**Tareas y ejercicios**:
**A)** Según el texto sobre Maradona y Messi, ¿en qué salón recibieron a Messi con alfombra roja?
**B)** Copia del texto sobre Maradona y Messi el fragmento que empieza en "Muchos fanáticos en" y termina en "por su profesionalismo.".

**Texto para leer**:
Maradona se vuelve tendencia por la naturaleza del anfitrión. Donald Trump no es un presidente convencional para el mundo del fútbol; su retórica suele polarizar y su figura está intrínsecamente ligada a una visión nacionalista que, en el pasado, Diego criticó con dureza. El público utiliza la imagen de Maradona como un espejo de "lo que pudo haber sido": mientras Messi opta por la diplomacia y el silencio respetuoso, el recuerdo de Maradona ofrece la narrativa de la insurgencia, alimentando un debate eterno sobre si el deportista debe ser un embajador neutral o un actor político activo.

Muchos fanáticos en redes sociales han recordado con amargura que Maradona murió sin poder ingresar legalmente a los Estados Unidos, una restricción que el astro siempre atribuyó a sus convicciones ideológicas. Ver a Messi, el sucesor natural de su trono, siendo recibido con alfombra roja en el Salón Este, subraya una paradoja histórica que duele en ciertos sectores del fútbol argentino: el reconocimiento oficial que a uno le fue negado por su lengua, al otro le es concedido por su profesionalismo.

Donald Trump, Lionel Messi
Donald Trump conversa con Lionel Messi mientras sostiene el balón conmemorativo del Inter Miami en la Casa Blanca.EFE

El fenómeno en redes sociales se alimenta del valor del contraste visual. La viralización de clips de Maradona insultando a figuras del poder de Washington frente a las fotos de un Messi sonriente y formal crea un contenido de alto impacto emocional. Maradona es tendencia porque, en momentos de alta tensión geopolítica, una parte de la audiencia busca en el deporte una validación de sus propias luchas, y donde Messi ofrece un apretón de manos institucional, Diego sigue ofreciendo, incluso desde el recuerdo, una declaración de guerra dialéctica que sigue vibrando en el ADN del hincha.

**Datos proporcionados**:
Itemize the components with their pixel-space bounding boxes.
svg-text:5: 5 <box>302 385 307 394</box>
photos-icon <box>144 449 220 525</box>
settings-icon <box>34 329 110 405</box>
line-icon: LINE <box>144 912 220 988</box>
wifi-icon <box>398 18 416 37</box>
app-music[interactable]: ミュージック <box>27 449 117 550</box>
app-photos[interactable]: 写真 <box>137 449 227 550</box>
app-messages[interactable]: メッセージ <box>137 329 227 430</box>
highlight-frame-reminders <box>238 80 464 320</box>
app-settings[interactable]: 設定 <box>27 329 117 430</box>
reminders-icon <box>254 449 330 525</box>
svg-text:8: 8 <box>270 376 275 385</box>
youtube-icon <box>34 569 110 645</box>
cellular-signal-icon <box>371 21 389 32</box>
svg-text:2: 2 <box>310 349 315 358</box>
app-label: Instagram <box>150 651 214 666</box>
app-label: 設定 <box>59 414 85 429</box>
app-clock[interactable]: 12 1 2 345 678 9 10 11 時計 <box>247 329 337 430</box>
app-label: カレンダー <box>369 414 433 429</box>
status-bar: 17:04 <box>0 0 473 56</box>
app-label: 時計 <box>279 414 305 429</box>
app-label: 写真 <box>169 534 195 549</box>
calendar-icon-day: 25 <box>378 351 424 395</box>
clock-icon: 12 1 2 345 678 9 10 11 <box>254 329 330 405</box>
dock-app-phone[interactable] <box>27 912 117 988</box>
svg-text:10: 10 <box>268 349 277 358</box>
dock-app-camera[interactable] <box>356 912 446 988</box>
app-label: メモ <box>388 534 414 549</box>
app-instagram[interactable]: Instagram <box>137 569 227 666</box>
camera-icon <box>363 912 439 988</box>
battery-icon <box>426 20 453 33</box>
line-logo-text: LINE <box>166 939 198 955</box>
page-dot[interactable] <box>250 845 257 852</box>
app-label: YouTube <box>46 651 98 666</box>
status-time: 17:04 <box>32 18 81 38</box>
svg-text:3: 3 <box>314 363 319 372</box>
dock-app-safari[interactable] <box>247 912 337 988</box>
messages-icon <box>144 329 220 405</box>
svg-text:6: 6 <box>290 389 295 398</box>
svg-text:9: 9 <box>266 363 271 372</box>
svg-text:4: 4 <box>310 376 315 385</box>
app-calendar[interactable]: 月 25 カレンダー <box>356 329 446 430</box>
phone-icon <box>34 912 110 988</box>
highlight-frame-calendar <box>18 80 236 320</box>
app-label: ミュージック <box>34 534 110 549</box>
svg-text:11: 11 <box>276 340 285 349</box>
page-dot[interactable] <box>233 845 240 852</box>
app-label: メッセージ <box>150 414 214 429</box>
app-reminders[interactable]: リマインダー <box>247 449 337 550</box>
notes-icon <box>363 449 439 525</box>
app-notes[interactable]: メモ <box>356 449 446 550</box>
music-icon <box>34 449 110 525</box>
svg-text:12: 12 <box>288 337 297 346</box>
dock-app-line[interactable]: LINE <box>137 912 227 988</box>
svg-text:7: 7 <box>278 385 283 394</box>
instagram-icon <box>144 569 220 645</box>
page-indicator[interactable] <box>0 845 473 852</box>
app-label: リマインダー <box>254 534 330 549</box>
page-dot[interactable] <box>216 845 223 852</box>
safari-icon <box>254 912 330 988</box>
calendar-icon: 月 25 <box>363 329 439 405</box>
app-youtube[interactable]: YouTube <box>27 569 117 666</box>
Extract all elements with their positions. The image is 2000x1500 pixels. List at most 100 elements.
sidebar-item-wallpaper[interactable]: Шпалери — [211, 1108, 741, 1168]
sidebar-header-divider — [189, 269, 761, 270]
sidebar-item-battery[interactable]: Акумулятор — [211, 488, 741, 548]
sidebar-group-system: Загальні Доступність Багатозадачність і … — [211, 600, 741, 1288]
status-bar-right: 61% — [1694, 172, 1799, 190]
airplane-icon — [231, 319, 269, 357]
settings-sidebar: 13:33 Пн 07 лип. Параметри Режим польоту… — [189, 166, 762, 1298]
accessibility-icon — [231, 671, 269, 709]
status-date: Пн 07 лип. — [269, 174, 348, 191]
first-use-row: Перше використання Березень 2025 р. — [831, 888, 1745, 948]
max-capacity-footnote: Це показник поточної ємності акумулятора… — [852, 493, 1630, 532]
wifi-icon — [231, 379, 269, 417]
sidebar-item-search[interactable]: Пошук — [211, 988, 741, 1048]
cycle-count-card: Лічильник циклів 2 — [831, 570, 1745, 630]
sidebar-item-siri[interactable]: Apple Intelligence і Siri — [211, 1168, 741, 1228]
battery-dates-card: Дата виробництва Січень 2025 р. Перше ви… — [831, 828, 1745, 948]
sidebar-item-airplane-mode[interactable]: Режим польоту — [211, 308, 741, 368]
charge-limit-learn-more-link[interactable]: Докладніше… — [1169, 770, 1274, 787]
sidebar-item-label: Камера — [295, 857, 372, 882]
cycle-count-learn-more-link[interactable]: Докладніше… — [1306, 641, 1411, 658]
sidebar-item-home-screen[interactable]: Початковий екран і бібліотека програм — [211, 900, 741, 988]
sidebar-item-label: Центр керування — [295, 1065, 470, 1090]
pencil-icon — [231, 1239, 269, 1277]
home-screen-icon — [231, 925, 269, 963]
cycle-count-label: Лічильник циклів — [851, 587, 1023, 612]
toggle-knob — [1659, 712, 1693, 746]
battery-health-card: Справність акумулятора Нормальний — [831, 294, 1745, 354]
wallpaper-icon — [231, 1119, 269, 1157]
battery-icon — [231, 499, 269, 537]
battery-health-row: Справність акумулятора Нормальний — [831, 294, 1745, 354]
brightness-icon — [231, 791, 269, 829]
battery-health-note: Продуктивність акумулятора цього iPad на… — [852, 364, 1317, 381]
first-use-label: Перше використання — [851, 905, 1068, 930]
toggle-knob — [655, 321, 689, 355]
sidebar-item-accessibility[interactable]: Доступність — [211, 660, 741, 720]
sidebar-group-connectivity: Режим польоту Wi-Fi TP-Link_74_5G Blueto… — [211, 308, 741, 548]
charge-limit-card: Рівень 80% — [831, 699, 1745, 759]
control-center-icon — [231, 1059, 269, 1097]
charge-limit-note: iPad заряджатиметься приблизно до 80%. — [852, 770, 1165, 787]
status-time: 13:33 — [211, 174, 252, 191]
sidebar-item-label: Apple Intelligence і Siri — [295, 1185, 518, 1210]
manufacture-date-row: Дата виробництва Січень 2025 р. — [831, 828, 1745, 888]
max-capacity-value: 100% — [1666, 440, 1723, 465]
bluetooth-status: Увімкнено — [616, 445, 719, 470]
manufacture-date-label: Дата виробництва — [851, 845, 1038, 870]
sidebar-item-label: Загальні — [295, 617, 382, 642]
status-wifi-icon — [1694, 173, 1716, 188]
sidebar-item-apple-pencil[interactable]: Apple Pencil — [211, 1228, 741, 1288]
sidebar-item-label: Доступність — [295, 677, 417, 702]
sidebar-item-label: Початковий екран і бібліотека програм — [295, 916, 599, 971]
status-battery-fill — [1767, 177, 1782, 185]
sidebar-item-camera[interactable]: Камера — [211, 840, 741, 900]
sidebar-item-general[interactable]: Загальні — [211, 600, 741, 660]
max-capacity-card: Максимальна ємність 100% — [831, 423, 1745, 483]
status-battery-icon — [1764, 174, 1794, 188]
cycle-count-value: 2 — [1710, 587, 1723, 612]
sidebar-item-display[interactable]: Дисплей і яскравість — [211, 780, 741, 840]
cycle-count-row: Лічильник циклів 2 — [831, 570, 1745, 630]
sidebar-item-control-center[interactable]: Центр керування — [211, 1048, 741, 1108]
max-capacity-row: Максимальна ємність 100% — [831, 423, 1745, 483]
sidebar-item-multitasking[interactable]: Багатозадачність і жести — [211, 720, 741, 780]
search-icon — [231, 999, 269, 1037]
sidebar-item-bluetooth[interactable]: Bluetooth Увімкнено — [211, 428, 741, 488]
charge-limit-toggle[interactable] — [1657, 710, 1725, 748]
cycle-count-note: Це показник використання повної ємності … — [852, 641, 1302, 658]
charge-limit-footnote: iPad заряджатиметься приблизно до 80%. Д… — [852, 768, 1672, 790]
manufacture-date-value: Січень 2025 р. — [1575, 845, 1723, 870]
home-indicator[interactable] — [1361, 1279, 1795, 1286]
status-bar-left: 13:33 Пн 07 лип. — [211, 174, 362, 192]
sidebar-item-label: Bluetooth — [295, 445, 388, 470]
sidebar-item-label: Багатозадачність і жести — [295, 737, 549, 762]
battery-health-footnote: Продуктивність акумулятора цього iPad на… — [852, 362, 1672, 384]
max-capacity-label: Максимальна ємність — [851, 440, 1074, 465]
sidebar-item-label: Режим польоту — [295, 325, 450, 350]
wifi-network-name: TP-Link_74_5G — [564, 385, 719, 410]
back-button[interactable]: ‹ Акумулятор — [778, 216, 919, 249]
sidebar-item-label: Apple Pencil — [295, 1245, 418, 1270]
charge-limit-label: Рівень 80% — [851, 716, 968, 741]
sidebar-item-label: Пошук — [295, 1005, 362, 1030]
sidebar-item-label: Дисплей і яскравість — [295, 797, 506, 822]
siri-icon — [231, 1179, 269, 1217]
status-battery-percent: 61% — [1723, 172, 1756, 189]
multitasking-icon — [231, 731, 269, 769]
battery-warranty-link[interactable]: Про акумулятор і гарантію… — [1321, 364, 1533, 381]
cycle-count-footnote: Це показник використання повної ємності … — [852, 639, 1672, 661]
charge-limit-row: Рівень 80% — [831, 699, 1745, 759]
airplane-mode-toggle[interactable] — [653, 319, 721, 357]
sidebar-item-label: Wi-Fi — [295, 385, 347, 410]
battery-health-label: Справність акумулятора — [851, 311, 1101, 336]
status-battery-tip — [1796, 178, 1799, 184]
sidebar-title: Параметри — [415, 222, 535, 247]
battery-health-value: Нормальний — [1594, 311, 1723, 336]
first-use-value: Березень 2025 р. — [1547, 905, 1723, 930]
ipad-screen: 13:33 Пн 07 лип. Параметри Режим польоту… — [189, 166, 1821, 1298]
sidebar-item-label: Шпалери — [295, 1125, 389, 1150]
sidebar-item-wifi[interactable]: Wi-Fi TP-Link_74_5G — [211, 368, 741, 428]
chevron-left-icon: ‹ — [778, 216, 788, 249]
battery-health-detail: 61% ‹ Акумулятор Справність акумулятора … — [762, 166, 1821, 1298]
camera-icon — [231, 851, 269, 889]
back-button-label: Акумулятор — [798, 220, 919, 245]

**Soluciones por tarea**:
**A)** En el Salón Este.

**B)**
Muchos fanáticos en redes sociales han recordado con amargura que Maradona murió sin poder ingresar legalmente a los Estados Unidos, una restricción que el astro siempre atribuyó a sus convicciones ideológicas. Ver a Messi, el sucesor natural de su trono, siendo recibido con alfombra roja en el Salón Este, subraya una paradoja histórica que duele en ciertos sectores del fútbol argentino: el reconocimiento oficial que a uno le fue negado por su lengua, al otro le es concedido por su profesionalismo.